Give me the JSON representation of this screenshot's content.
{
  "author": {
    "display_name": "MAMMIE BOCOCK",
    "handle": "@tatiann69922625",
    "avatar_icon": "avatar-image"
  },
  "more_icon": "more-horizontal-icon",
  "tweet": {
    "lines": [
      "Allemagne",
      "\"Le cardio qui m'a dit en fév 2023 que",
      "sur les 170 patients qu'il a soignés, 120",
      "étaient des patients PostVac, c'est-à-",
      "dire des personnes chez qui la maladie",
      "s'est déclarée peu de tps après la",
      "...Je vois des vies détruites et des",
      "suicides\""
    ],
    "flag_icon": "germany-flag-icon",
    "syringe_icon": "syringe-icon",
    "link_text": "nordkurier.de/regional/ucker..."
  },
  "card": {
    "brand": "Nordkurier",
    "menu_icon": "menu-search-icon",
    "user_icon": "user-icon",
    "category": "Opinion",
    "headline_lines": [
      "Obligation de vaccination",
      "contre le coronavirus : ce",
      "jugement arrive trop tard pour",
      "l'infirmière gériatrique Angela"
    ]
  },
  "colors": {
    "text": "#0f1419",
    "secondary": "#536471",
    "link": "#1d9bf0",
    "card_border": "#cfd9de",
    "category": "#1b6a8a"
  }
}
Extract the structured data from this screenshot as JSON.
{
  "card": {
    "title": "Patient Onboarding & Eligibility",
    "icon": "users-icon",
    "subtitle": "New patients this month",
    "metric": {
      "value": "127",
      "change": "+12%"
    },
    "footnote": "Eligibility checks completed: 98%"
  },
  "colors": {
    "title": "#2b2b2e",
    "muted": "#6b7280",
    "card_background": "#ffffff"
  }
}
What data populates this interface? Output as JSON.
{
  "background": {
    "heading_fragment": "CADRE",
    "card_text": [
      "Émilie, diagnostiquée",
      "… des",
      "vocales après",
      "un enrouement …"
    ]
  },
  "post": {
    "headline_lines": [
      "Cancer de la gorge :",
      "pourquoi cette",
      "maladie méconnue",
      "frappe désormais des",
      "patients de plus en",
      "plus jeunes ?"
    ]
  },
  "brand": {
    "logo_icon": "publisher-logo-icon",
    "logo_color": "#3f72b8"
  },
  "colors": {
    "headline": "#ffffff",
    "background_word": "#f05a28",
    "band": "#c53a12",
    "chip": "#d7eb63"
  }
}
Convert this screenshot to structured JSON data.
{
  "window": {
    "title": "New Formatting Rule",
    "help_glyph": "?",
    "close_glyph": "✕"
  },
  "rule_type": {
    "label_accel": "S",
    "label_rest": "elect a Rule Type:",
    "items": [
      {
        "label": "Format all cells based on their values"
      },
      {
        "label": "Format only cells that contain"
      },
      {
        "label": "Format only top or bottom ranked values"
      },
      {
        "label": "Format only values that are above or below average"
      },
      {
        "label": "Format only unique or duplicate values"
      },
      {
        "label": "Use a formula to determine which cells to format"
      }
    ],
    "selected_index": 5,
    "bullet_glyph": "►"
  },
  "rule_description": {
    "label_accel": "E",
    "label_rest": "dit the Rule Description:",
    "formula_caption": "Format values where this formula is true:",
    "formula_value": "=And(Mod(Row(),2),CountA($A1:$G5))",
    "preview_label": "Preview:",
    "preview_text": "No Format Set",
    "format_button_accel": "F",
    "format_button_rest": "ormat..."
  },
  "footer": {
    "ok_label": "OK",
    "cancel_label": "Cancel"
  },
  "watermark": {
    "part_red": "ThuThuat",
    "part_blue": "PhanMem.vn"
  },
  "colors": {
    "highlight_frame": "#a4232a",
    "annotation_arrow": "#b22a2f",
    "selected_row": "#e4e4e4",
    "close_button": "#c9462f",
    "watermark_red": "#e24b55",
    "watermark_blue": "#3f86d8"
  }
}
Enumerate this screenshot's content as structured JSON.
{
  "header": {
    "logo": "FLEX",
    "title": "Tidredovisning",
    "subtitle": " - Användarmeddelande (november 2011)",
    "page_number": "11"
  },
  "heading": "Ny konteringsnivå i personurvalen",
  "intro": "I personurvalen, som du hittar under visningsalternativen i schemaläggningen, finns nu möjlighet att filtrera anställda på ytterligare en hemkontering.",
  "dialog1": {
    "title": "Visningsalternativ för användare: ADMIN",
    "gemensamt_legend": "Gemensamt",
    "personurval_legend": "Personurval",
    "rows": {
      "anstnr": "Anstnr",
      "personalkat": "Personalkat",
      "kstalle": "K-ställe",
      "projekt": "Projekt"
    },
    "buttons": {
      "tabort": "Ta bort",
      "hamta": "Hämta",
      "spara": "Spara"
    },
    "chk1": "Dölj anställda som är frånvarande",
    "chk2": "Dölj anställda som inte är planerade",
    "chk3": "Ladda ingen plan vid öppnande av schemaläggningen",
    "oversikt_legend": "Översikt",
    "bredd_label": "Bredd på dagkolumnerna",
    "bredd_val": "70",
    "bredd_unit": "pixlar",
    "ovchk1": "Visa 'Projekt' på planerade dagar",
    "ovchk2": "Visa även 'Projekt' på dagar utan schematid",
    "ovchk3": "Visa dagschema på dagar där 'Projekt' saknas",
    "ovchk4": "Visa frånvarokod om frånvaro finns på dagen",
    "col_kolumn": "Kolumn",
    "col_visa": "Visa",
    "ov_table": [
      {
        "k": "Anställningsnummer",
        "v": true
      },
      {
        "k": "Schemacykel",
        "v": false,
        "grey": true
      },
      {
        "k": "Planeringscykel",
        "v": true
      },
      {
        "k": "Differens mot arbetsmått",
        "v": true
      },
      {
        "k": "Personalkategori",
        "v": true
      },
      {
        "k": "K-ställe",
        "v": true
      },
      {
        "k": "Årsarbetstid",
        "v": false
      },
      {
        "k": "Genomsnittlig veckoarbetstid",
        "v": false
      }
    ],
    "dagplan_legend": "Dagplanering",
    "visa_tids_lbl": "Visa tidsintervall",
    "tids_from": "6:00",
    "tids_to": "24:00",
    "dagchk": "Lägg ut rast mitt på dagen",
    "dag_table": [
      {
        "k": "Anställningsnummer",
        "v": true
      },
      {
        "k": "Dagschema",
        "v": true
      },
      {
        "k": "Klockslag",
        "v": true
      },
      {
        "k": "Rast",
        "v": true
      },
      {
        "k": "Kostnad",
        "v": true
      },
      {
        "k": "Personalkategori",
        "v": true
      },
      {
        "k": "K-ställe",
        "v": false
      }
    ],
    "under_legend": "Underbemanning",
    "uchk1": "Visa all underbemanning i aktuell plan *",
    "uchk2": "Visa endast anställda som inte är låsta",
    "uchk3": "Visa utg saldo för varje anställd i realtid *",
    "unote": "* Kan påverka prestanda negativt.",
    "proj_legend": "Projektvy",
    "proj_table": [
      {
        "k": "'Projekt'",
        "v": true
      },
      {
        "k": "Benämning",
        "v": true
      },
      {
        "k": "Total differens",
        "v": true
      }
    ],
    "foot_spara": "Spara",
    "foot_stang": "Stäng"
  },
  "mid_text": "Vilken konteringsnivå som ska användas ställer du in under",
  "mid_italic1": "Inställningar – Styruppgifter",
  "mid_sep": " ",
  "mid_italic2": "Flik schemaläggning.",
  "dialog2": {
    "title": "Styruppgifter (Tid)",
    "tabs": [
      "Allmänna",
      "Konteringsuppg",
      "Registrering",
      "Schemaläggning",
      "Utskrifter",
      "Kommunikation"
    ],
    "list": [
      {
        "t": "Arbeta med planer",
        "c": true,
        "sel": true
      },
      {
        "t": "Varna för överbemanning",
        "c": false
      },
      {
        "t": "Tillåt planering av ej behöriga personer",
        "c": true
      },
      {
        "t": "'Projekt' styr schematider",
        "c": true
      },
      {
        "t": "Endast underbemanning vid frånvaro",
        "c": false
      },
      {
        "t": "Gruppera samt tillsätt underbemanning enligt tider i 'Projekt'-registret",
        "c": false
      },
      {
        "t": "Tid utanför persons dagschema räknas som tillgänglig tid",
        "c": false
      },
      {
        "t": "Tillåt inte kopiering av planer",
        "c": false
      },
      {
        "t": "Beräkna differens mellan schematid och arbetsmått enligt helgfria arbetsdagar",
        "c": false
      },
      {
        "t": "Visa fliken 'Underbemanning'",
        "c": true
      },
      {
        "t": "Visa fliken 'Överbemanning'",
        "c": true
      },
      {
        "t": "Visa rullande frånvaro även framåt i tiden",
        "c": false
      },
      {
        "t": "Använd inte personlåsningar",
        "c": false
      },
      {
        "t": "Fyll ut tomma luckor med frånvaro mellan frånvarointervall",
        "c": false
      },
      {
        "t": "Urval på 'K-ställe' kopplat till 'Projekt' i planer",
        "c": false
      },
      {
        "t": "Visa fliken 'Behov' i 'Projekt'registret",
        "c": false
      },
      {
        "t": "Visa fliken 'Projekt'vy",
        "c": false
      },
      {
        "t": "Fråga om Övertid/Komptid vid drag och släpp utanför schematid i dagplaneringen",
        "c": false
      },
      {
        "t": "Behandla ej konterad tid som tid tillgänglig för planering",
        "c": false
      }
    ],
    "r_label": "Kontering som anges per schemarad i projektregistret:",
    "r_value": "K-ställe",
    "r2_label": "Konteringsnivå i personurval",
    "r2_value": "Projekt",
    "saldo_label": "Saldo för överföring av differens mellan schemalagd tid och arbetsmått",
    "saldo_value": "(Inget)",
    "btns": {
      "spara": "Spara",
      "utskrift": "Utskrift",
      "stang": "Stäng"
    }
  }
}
+--
EXERCISE
In the lines above, find the word "schemaläggningen" and copy every line it occurs in.

YOUR SOLUTION
  "intro": "I personurvalen, som du hittar under visningsalternativen i schemaläggningen, finns nu möjlighet att filtrera anställda på ytterligare en hemkontering.",
    "chk3": "Ladda ingen plan vid öppnande av schemaläggningen",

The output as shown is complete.